» EXTRACTED INFORMATION:
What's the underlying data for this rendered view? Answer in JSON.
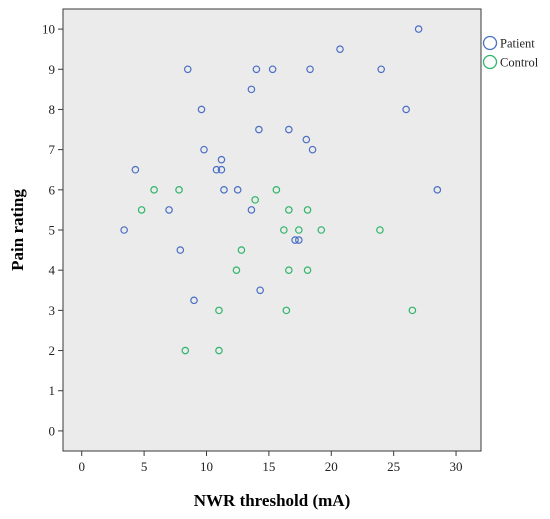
{
  "chart_data": {
    "type": "scatter",
    "title": "",
    "xlabel": "NWR threshold (mA)",
    "ylabel": "Pain rating",
    "xlim": [
      -1.5,
      32
    ],
    "ylim": [
      -0.5,
      10.5
    ],
    "xticks": [
      0,
      5,
      10,
      15,
      20,
      25,
      30
    ],
    "yticks": [
      0,
      1,
      2,
      3,
      4,
      5,
      6,
      7,
      8,
      9,
      10
    ],
    "grid": false,
    "background": "#ebebeb",
    "legend_position": "top-right",
    "series": [
      {
        "name": "Patient",
        "color": "#4a6fc4",
        "points": [
          [
            27.0,
            10
          ],
          [
            20.7,
            9.5
          ],
          [
            8.5,
            9
          ],
          [
            14.0,
            9
          ],
          [
            15.3,
            9
          ],
          [
            18.3,
            9
          ],
          [
            24.0,
            9
          ],
          [
            13.6,
            8.5
          ],
          [
            9.6,
            8
          ],
          [
            26.0,
            8
          ],
          [
            14.2,
            7.5
          ],
          [
            16.6,
            7.5
          ],
          [
            18.0,
            7.25
          ],
          [
            9.8,
            7
          ],
          [
            18.5,
            7
          ],
          [
            11.2,
            6.75
          ],
          [
            4.3,
            6.5
          ],
          [
            10.8,
            6.5
          ],
          [
            11.2,
            6.5
          ],
          [
            11.4,
            6
          ],
          [
            12.5,
            6
          ],
          [
            28.5,
            6
          ],
          [
            7.0,
            5.5
          ],
          [
            13.6,
            5.5
          ],
          [
            3.4,
            5
          ],
          [
            17.1,
            4.75
          ],
          [
            17.4,
            4.75
          ],
          [
            7.9,
            4.5
          ],
          [
            14.3,
            3.5
          ],
          [
            9.0,
            3.25
          ]
        ]
      },
      {
        "name": "Control",
        "color": "#2fb56a",
        "points": [
          [
            5.8,
            6
          ],
          [
            7.8,
            6
          ],
          [
            15.6,
            6
          ],
          [
            13.9,
            5.75
          ],
          [
            4.8,
            5.5
          ],
          [
            16.6,
            5.5
          ],
          [
            18.1,
            5.5
          ],
          [
            16.2,
            5
          ],
          [
            17.4,
            5
          ],
          [
            19.2,
            5
          ],
          [
            23.9,
            5
          ],
          [
            12.8,
            4.5
          ],
          [
            12.4,
            4
          ],
          [
            16.6,
            4
          ],
          [
            18.1,
            4
          ],
          [
            11.0,
            3
          ],
          [
            16.4,
            3
          ],
          [
            26.5,
            3
          ],
          [
            8.3,
            2
          ],
          [
            11.0,
            2
          ]
        ]
      }
    ]
  }
}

» WHAT IS REQUIRED: Every entry should be returned exactly as written, minus the pictures.

» WRITTEN ANSWER:
What's the underlying data for this rendered view? Answer in JSON.
{
  "chart_data": {
    "type": "scatter",
    "title": "",
    "xlabel": "NWR threshold (mA)",
    "ylabel": "Pain rating",
    "xlim": [
      -1.5,
      32
    ],
    "ylim": [
      -0.5,
      10.5
    ],
    "xticks": [
      0,
      5,
      10,
      15,
      20,
      25,
      30
    ],
    "yticks": [
      0,
      1,
      2,
      3,
      4,
      5,
      6,
      7,
      8,
      9,
      10
    ],
    "grid": false,
    "background": "#ebebeb",
    "legend_position": "top-right",
    "series": [
      {
        "name": "Patient",
        "color": "#4a6fc4",
        "points": [
          [
            27.0,
            10
          ],
          [
            20.7,
            9.5
          ],
          [
            8.5,
            9
          ],
          [
            14.0,
            9
          ],
          [
            15.3,
            9
          ],
          [
            18.3,
            9
          ],
          [
            24.0,
            9
          ],
          [
            13.6,
            8.5
          ],
          [
            9.6,
            8
          ],
          [
            26.0,
            8
          ],
          [
            14.2,
            7.5
          ],
          [
            16.6,
            7.5
          ],
          [
            18.0,
            7.25
          ],
          [
            9.8,
            7
          ],
          [
            18.5,
            7
          ],
          [
            11.2,
            6.75
          ],
          [
            4.3,
            6.5
          ],
          [
            10.8,
            6.5
          ],
          [
            11.2,
            6.5
          ],
          [
            11.4,
            6
          ],
          [
            12.5,
            6
          ],
          [
            28.5,
            6
          ],
          [
            7.0,
            5.5
          ],
          [
            13.6,
            5.5
          ],
          [
            3.4,
            5
          ],
          [
            17.1,
            4.75
          ],
          [
            17.4,
            4.75
          ],
          [
            7.9,
            4.5
          ],
          [
            14.3,
            3.5
          ],
          [
            9.0,
            3.25
          ]
        ]
      },
      {
        "name": "Control",
        "color": "#2fb56a",
        "points": [
          [
            5.8,
            6
          ],
          [
            7.8,
            6
          ],
          [
            15.6,
            6
          ],
          [
            13.9,
            5.75
          ],
          [
            4.8,
            5.5
          ],
          [
            16.6,
            5.5
          ],
          [
            18.1,
            5.5
          ],
          [
            16.2,
            5
          ],
          [
            17.4,
            5
          ],
          [
            19.2,
            5
          ],
          [
            23.9,
            5
          ],
          [
            12.8,
            4.5
          ],
          [
            12.4,
            4
          ],
          [
            16.6,
            4
          ],
          [
            18.1,
            4
          ],
          [
            11.0,
            3
          ],
          [
            16.4,
            3
          ],
          [
            26.5,
            3
          ],
          [
            8.3,
            2
          ],
          [
            11.0,
            2
          ]
        ]
      }
    ]
  }
}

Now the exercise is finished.